--- START OF GIVEN RECORDS ---

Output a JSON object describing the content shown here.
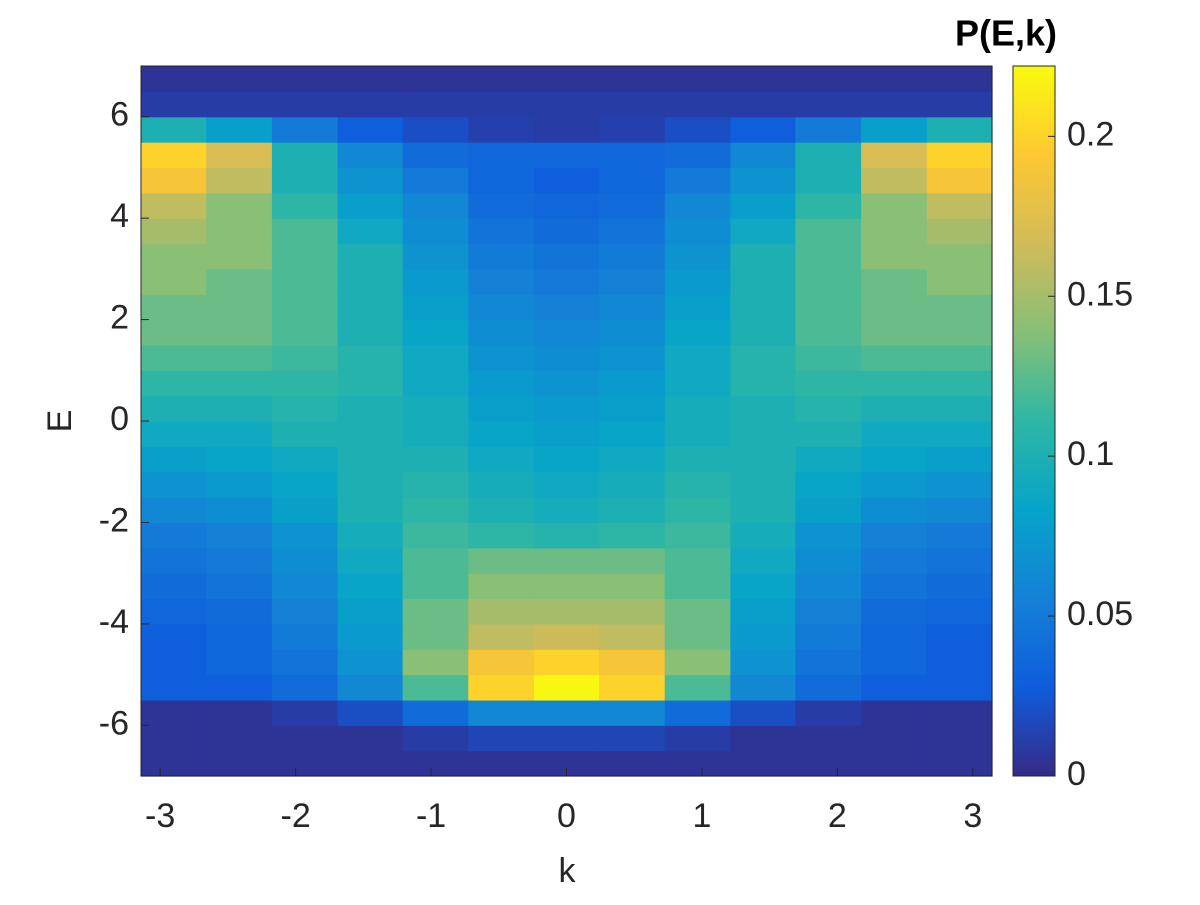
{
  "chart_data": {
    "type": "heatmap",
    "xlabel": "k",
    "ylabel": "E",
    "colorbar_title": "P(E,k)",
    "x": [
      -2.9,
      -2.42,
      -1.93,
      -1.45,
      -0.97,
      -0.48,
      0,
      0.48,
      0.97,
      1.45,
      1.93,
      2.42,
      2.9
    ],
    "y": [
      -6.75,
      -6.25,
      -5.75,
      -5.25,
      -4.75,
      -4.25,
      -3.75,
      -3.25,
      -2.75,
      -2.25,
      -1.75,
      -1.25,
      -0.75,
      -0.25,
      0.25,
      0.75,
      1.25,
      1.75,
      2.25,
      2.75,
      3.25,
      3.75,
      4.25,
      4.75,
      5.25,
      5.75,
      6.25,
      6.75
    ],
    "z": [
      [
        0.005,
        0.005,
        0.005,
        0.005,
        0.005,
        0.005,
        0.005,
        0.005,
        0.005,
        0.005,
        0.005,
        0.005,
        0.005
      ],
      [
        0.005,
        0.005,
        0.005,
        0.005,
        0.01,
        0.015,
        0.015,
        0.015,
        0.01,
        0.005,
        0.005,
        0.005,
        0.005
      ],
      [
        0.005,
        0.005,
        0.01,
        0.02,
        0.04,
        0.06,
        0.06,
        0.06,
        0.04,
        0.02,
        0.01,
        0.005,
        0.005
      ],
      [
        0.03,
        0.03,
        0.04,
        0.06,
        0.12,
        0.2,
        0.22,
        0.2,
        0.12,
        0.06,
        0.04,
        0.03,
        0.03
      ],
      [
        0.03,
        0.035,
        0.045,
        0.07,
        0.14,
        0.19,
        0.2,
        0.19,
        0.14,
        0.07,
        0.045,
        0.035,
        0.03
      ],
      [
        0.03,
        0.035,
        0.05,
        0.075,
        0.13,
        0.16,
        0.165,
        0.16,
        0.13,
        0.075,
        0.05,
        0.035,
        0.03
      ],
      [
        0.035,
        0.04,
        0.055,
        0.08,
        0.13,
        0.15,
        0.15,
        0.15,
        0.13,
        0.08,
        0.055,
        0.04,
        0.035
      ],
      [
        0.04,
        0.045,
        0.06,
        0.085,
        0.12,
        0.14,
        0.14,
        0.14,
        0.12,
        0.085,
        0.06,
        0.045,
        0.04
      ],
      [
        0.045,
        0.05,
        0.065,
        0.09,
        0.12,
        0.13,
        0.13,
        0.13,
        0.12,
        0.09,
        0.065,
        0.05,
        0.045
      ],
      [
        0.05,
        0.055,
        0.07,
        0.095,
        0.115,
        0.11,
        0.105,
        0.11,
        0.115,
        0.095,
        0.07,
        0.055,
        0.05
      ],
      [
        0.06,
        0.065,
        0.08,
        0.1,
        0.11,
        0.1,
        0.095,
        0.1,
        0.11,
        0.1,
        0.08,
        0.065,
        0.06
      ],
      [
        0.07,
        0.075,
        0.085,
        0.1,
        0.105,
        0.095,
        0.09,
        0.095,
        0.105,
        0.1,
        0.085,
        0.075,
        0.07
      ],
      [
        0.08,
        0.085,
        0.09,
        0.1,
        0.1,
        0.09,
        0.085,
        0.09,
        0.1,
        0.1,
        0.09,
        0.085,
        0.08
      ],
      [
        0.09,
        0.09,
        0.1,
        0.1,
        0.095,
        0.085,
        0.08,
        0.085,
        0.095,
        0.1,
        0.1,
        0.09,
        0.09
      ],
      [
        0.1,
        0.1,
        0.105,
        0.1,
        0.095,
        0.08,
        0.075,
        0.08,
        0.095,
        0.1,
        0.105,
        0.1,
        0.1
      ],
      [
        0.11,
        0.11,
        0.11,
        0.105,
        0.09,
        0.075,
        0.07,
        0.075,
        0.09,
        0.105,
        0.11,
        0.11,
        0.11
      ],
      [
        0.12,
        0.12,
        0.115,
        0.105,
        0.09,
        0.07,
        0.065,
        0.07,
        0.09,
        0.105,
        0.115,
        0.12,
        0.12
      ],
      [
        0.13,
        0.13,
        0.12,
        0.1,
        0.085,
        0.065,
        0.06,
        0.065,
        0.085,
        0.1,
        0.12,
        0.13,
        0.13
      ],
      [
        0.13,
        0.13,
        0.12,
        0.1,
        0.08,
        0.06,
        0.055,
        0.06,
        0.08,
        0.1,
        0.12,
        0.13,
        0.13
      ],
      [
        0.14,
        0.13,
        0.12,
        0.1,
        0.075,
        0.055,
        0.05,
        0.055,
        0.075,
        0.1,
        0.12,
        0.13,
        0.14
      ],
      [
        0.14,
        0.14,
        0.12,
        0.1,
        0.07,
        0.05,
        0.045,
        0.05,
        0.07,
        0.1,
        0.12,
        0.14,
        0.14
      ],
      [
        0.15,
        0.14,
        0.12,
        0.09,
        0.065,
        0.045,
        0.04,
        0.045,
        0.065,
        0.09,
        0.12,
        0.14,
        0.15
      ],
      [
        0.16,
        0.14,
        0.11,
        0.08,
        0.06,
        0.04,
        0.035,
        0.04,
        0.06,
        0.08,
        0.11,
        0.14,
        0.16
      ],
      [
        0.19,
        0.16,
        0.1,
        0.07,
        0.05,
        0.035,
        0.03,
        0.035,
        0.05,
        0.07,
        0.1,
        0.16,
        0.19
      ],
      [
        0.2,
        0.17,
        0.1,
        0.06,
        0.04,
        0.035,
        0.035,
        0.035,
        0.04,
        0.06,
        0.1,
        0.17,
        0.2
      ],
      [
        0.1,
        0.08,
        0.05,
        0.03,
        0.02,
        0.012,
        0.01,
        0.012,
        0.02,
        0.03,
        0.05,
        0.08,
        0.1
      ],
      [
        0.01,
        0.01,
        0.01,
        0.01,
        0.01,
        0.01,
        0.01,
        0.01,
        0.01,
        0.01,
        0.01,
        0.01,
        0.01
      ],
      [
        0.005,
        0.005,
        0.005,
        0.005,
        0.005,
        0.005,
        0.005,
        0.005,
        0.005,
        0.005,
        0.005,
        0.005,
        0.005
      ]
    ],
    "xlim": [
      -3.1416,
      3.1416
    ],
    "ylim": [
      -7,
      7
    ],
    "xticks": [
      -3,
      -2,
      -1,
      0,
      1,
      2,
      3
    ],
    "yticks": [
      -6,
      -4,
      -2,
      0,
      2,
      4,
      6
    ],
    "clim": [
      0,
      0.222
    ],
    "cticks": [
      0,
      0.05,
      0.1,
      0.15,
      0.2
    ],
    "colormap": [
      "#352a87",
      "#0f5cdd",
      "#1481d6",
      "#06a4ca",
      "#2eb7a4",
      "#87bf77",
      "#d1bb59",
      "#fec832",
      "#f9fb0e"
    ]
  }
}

--- END OF GIVEN RECORDS ---
--- START OF GIVEN RECORDS ---

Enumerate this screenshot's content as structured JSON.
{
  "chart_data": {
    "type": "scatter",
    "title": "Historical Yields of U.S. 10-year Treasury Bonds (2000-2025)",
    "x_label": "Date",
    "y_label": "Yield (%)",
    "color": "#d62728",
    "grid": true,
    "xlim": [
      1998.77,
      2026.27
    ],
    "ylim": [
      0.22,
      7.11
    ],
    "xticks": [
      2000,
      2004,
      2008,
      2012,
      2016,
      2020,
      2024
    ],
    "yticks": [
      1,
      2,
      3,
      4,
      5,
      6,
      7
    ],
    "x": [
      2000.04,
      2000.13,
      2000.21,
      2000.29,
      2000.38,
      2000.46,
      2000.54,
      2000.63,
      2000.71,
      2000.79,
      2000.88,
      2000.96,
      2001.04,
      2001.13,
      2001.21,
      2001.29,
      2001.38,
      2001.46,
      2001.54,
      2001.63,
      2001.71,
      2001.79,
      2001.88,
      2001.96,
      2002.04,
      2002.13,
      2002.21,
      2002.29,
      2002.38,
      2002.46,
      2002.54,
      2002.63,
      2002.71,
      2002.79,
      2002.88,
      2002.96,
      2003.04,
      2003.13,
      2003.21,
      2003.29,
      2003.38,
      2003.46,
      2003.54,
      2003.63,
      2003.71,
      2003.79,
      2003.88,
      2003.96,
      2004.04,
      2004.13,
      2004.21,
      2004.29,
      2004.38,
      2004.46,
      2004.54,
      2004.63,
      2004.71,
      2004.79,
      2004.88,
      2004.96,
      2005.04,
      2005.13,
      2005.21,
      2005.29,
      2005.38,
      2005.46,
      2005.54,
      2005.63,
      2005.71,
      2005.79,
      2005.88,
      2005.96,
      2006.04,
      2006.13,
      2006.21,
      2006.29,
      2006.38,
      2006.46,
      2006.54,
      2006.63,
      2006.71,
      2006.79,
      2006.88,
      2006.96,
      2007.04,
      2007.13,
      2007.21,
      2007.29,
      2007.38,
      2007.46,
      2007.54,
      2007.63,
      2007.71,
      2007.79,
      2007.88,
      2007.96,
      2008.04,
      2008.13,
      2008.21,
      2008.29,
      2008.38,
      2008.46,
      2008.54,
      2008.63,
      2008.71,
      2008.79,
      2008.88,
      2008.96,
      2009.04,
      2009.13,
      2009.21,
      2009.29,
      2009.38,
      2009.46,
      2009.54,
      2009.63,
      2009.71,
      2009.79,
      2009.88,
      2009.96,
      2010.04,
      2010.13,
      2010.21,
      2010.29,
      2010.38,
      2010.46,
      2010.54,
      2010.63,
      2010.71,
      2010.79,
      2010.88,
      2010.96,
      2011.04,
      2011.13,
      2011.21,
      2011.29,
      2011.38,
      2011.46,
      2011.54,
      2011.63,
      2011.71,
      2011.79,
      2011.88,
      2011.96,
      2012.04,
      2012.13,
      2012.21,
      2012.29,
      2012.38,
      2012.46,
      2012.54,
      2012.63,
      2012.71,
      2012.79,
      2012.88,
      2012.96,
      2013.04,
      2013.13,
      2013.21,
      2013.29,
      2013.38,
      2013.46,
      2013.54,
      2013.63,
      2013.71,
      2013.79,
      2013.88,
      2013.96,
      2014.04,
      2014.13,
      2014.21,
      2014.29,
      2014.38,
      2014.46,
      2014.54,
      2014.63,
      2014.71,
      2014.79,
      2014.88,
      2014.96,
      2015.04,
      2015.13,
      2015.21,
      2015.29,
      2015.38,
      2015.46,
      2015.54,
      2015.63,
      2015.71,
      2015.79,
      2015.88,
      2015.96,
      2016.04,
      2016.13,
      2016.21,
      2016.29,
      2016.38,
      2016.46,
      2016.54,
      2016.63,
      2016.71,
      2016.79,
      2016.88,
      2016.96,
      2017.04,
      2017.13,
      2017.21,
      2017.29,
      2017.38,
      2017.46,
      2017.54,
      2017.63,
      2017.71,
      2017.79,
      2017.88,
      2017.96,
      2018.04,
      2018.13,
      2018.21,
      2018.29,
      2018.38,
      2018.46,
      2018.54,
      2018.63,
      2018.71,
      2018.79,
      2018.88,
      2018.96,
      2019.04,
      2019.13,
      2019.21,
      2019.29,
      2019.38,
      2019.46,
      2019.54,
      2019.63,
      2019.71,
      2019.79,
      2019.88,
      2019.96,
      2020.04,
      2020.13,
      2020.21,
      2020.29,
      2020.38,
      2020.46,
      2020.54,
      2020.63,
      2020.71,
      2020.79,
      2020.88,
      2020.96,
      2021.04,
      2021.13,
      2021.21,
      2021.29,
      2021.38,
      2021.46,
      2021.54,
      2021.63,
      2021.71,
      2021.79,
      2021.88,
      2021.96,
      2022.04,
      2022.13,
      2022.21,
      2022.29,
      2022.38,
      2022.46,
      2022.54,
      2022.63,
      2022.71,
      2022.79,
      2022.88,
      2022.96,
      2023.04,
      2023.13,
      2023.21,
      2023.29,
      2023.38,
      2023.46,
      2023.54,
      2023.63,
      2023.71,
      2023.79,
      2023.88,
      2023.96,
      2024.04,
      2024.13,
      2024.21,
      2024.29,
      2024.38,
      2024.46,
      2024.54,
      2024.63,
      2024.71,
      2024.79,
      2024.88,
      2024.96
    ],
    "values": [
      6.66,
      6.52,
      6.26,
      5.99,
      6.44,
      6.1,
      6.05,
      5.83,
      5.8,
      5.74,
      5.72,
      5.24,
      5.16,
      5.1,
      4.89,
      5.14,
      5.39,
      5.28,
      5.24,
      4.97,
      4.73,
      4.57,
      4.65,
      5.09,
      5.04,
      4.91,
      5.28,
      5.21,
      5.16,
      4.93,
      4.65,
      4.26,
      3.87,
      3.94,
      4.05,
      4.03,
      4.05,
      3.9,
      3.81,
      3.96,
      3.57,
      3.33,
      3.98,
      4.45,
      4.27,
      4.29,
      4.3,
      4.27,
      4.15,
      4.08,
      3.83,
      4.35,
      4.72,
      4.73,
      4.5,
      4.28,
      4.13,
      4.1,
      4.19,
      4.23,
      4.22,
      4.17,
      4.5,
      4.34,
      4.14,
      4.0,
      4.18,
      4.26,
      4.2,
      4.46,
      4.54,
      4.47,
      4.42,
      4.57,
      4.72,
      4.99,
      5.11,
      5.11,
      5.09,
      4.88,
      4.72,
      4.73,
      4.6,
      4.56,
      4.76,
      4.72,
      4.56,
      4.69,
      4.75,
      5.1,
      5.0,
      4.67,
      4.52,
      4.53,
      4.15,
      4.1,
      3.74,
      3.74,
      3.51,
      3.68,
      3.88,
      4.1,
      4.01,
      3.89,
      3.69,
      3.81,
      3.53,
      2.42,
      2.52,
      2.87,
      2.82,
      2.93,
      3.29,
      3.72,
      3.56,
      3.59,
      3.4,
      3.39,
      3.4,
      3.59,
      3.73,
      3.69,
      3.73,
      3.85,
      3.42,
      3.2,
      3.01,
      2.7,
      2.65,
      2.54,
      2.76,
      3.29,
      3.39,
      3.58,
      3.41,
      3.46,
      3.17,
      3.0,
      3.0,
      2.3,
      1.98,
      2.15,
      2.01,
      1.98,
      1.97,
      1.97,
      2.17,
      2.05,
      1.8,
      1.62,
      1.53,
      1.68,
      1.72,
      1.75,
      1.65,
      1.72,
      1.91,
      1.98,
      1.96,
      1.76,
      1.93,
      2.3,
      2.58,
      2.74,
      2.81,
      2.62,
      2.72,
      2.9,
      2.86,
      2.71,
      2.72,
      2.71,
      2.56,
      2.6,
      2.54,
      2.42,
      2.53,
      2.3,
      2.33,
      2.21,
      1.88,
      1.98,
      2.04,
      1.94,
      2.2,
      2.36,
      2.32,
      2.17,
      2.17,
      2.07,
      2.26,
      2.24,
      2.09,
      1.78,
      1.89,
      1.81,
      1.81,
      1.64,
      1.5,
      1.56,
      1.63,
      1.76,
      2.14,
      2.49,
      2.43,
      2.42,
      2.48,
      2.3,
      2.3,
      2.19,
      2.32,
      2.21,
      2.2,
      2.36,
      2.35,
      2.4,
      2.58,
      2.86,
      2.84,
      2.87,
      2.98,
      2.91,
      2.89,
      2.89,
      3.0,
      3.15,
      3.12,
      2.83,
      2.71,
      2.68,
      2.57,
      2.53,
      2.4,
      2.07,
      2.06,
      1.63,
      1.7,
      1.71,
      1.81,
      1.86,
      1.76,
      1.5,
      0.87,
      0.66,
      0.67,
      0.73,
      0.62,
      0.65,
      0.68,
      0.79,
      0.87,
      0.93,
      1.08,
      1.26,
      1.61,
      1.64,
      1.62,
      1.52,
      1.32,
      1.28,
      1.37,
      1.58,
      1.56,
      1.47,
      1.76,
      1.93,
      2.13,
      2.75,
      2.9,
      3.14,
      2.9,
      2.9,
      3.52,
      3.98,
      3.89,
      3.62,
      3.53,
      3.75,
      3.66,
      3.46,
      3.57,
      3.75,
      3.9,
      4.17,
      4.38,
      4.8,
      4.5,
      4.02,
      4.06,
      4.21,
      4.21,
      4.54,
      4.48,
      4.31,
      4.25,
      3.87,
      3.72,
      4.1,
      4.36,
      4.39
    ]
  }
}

--- END OF GIVEN RECORDS ---

▸ **AIM OF THE TASK**: Only a number is wanted: how many lines of the material above hold "JSON"?

▸ **RESULT OF THIS TASK**: 2